>>
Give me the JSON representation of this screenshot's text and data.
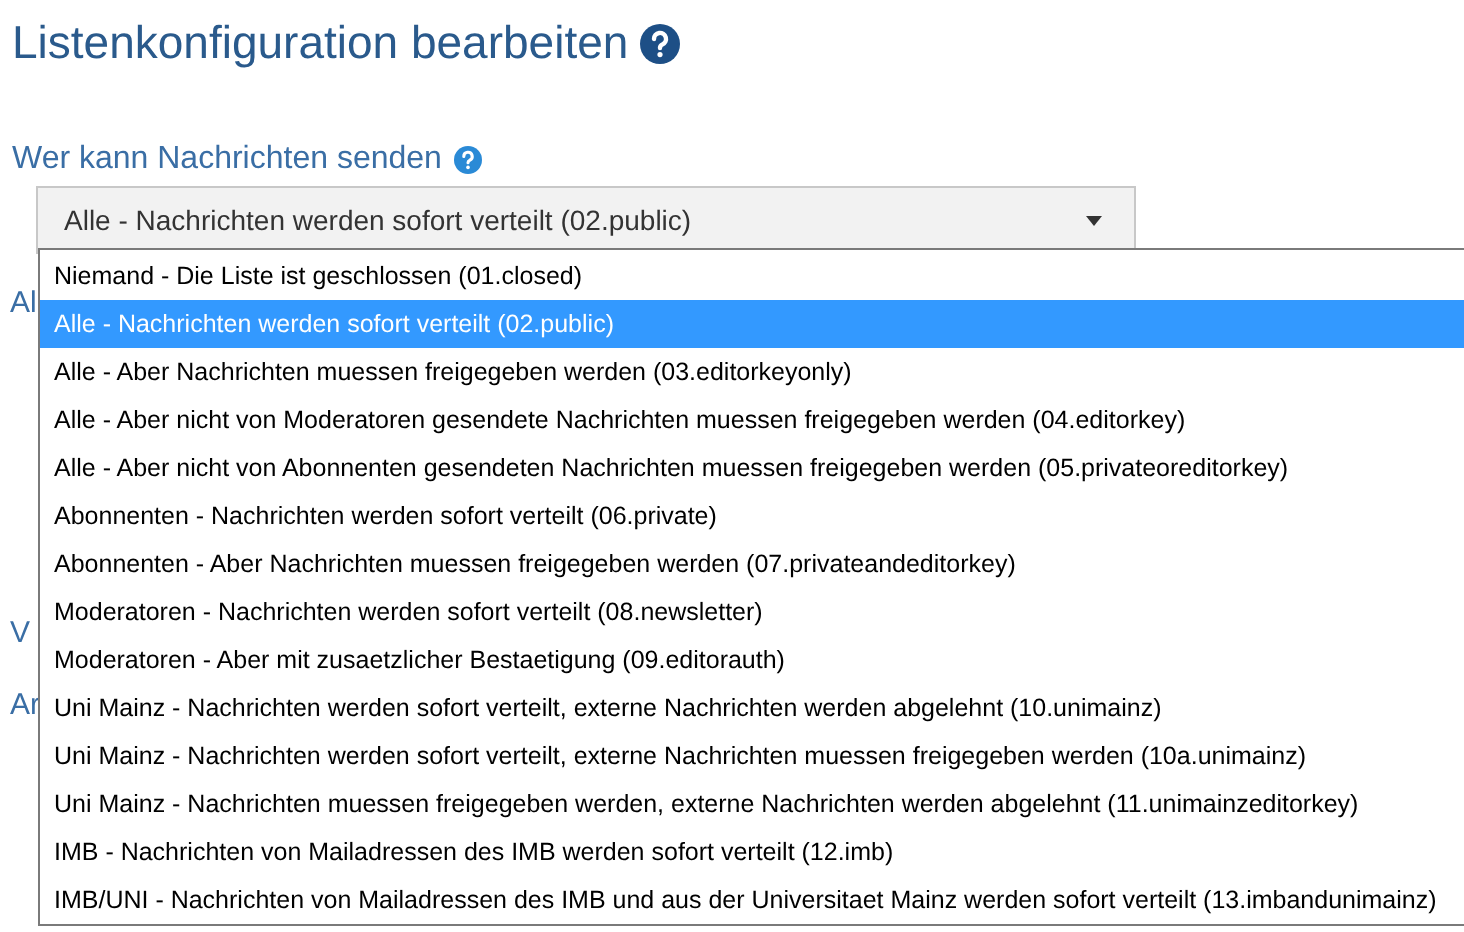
{
  "heading": "Listenkonfiguration bearbeiten",
  "field": {
    "label": "Wer kann Nachrichten senden",
    "value": "Alle - Nachrichten werden sofort verteilt (02.public)",
    "expanded": true
  },
  "hidden_labels": [
    "Al",
    "V",
    "Ar"
  ],
  "options": [
    {
      "label": "Niemand - Die Liste ist geschlossen (01.closed)",
      "selected": false
    },
    {
      "label": "Alle - Nachrichten werden sofort verteilt (02.public)",
      "selected": true
    },
    {
      "label": "Alle - Aber Nachrichten muessen freigegeben werden (03.editorkeyonly)",
      "selected": false
    },
    {
      "label": "Alle - Aber nicht von Moderatoren gesendete Nachrichten muessen freigegeben werden (04.editorkey)",
      "selected": false
    },
    {
      "label": "Alle - Aber nicht von Abonnenten gesendeten Nachrichten muessen freigegeben werden (05.privateoreditorkey)",
      "selected": false
    },
    {
      "label": "Abonnenten - Nachrichten werden sofort verteilt (06.private)",
      "selected": false
    },
    {
      "label": "Abonnenten - Aber Nachrichten muessen freigegeben werden (07.privateandeditorkey)",
      "selected": false
    },
    {
      "label": "Moderatoren - Nachrichten werden sofort verteilt (08.newsletter)",
      "selected": false
    },
    {
      "label": "Moderatoren - Aber mit zusaetzlicher Bestaetigung (09.editorauth)",
      "selected": false
    },
    {
      "label": "Uni Mainz - Nachrichten werden sofort verteilt, externe Nachrichten werden abgelehnt (10.unimainz)",
      "selected": false
    },
    {
      "label": "Uni Mainz - Nachrichten werden sofort verteilt, externe Nachrichten muessen freigegeben werden (10a.unimainz)",
      "selected": false
    },
    {
      "label": "Uni Mainz - Nachrichten muessen freigegeben werden, externe Nachrichten werden abgelehnt (11.unimainzeditorkey)",
      "selected": false
    },
    {
      "label": "IMB - Nachrichten von Mailadressen des IMB werden sofort verteilt (12.imb)",
      "selected": false
    },
    {
      "label": "IMB/UNI - Nachrichten von Mailadressen des IMB und aus der Universitaet Mainz werden sofort verteilt (13.imbandunimainz)",
      "selected": false
    }
  ]
}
<<
→ **Exercise**
Return all lines containing the word "public".

→ **Complete answer**
    "value": "Alle - Nachrichten werden sofort verteilt (02.public)",
      "label": "Alle - Nachrichten werden sofort verteilt (02.public)",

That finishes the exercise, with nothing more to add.